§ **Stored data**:
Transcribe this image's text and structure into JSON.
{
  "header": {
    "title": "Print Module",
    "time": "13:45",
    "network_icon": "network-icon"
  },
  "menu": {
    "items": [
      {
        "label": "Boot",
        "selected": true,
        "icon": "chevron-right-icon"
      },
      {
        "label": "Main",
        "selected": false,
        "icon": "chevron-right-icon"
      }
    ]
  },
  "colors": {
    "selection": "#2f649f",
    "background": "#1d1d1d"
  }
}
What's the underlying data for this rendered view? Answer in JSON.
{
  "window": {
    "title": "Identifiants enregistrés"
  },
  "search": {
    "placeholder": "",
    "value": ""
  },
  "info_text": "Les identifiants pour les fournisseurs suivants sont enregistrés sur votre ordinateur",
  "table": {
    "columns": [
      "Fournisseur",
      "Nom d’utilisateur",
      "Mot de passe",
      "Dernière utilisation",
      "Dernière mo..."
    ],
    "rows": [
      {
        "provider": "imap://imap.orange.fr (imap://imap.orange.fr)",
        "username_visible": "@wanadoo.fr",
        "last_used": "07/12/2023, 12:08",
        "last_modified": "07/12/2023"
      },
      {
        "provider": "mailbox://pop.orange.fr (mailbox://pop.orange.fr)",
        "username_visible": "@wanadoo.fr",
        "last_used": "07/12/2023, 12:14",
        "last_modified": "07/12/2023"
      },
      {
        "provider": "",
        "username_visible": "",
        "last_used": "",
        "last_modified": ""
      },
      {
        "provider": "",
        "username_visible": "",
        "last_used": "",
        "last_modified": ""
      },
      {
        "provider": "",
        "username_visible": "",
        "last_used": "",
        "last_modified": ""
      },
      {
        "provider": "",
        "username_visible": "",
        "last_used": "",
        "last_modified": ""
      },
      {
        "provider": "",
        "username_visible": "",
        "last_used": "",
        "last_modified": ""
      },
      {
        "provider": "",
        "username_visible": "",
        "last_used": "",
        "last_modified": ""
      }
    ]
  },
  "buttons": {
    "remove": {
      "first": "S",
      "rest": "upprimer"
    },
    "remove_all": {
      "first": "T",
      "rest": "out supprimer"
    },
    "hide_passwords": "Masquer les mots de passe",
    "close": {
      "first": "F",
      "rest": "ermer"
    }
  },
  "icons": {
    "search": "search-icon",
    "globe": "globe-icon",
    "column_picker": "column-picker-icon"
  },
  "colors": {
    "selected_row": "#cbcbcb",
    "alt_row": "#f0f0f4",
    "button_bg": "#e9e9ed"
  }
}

§ **TASK GOAL**:
Extract each line from the entries above that contains the string "rest".

§ **RESULT BELOW**:
      "rest": "upprimer"
      "rest": "out supprimer"
      "rest": "ermer"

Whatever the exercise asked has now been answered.